▶ _Stated goal_
Select all lines in the records that include "name".

▶ _Records for the exercise_

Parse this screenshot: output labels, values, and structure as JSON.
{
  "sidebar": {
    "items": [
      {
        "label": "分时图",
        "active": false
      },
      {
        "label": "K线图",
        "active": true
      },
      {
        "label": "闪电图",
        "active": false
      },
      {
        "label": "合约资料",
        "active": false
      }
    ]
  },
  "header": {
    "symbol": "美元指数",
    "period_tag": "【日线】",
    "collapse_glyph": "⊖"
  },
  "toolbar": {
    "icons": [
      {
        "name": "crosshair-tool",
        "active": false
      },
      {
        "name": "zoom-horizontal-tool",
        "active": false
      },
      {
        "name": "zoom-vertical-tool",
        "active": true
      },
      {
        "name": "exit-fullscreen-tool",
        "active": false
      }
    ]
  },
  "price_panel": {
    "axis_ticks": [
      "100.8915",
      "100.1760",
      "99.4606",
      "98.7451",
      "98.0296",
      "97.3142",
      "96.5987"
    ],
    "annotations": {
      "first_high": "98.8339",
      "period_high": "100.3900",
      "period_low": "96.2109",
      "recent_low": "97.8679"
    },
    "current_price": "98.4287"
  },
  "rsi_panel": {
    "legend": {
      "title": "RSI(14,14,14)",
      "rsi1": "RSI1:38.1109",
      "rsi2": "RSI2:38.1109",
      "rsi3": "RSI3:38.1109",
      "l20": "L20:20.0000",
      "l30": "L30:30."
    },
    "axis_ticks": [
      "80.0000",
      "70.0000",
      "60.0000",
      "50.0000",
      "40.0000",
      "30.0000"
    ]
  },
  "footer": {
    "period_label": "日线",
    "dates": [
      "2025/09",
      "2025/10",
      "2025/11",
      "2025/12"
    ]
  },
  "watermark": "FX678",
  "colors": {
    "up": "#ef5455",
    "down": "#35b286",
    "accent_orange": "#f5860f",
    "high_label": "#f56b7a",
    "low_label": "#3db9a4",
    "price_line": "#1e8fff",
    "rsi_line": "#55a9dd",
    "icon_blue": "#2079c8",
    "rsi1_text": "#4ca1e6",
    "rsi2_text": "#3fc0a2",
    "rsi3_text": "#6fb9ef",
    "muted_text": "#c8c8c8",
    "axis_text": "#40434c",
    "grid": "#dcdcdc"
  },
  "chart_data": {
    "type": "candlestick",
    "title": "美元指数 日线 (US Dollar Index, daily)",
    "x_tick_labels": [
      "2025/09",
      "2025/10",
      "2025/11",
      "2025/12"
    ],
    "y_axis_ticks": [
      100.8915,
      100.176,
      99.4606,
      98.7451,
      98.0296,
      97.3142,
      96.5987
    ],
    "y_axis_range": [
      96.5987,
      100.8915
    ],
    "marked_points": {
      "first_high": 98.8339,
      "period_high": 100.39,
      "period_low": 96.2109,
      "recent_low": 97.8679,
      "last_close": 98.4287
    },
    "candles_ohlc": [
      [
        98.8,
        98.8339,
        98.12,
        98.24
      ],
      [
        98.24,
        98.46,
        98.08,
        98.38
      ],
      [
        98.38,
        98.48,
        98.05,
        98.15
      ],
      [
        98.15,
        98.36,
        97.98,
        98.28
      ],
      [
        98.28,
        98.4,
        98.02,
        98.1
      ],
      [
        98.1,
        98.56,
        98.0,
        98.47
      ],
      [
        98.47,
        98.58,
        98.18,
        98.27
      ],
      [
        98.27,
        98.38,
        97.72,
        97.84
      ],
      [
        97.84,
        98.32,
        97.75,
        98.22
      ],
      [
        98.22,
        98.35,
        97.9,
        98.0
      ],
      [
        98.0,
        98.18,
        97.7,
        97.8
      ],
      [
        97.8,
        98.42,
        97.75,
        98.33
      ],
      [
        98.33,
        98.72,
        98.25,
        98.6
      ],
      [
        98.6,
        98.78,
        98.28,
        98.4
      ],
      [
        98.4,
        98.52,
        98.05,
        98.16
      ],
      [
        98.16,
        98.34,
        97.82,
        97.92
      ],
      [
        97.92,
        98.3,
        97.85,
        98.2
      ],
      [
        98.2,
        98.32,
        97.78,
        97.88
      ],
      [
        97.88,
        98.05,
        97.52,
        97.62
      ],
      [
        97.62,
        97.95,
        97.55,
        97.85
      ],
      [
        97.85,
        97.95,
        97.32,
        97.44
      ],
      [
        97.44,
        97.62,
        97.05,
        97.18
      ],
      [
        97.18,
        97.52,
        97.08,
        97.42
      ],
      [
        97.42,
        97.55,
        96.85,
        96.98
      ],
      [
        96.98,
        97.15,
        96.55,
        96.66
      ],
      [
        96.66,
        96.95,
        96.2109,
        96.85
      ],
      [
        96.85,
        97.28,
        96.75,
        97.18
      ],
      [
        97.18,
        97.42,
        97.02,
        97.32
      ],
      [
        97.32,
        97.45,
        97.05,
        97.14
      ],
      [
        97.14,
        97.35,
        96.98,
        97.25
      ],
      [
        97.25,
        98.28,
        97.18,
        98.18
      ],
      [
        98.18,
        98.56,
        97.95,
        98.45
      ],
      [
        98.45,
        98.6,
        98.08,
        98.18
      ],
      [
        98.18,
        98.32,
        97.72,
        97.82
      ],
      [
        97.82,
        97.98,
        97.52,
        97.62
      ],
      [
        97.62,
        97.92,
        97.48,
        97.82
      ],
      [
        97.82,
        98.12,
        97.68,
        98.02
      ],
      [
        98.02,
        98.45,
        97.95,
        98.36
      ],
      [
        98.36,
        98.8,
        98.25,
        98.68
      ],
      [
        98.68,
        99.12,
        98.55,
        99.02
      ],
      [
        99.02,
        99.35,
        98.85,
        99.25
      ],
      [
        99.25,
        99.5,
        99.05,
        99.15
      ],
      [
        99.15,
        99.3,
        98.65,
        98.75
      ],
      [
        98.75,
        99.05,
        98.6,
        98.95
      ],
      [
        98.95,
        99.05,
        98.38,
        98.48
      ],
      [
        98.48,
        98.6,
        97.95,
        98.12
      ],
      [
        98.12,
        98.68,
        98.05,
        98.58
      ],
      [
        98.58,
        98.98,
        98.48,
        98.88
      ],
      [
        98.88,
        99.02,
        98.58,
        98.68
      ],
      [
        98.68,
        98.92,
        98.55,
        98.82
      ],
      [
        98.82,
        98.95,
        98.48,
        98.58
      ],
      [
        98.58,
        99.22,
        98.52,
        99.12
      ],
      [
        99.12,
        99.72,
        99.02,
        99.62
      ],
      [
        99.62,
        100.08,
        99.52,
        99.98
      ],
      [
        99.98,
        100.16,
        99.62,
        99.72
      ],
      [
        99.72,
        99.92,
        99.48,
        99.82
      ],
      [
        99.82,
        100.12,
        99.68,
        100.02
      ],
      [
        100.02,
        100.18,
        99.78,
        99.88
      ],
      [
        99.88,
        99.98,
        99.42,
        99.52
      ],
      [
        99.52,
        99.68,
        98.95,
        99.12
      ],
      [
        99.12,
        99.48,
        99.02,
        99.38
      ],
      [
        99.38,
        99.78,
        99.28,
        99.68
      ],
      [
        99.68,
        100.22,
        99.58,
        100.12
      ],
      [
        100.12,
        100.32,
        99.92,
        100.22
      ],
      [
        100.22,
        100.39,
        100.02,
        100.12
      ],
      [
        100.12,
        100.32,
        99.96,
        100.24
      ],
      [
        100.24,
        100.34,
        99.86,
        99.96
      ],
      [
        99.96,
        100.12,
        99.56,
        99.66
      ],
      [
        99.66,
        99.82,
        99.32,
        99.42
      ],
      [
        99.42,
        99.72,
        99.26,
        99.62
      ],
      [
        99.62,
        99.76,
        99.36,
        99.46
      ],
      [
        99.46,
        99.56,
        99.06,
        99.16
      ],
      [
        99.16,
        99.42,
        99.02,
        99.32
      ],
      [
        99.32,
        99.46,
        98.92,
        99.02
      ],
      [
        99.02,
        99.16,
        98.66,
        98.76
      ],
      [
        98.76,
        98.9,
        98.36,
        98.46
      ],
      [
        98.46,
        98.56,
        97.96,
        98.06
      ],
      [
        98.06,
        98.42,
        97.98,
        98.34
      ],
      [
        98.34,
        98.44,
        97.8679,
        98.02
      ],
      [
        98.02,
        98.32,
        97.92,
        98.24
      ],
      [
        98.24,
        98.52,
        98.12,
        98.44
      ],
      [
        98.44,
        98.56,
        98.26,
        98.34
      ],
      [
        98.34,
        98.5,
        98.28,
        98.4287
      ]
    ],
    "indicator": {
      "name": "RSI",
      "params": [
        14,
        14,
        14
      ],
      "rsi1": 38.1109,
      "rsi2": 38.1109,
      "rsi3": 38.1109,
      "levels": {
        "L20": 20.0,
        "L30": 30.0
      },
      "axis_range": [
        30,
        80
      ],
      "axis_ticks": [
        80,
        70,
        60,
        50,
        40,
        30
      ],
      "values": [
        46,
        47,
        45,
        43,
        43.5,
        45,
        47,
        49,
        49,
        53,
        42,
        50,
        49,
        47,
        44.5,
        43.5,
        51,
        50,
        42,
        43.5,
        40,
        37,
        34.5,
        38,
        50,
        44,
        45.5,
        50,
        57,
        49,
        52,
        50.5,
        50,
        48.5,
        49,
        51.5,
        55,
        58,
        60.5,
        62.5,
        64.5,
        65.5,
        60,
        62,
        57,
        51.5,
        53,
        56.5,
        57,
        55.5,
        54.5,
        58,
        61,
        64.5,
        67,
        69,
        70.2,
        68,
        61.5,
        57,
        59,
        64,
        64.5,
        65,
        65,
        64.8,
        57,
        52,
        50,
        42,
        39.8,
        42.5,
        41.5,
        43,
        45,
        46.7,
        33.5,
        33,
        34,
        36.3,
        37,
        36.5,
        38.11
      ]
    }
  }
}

▶ _Output_
        "name": "crosshair-tool",
        "name": "zoom-horizontal-tool",
        "name": "zoom-vertical-tool",
        "name": "exit-fullscreen-tool",
      "name": "RSI",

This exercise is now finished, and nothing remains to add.